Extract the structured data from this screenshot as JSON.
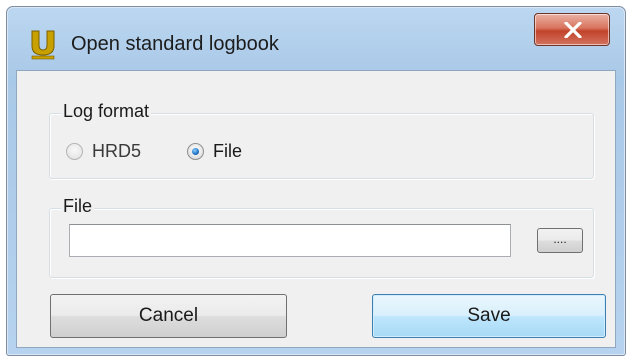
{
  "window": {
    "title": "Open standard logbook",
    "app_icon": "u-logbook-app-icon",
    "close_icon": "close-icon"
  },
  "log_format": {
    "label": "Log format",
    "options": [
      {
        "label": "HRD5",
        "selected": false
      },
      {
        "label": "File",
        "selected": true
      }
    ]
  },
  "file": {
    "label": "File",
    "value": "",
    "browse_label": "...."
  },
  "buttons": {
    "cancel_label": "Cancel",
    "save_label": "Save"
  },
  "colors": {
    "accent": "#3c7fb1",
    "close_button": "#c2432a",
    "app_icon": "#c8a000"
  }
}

...

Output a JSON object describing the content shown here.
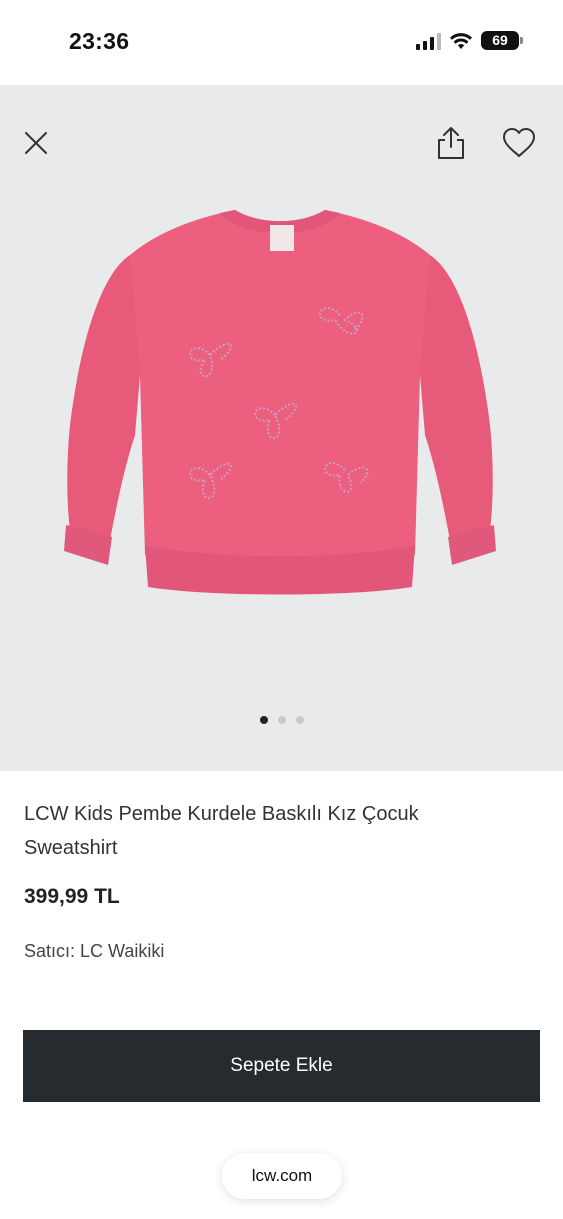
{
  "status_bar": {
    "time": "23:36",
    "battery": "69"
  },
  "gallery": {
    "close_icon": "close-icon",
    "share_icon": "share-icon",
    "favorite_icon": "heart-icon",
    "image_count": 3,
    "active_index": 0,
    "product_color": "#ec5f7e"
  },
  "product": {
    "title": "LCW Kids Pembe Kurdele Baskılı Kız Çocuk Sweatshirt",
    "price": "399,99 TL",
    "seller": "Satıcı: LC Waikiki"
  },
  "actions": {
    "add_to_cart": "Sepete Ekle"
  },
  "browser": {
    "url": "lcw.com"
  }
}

* Task prompt
Count each line above in which the string "title" appears, then state only the total.

* The output
2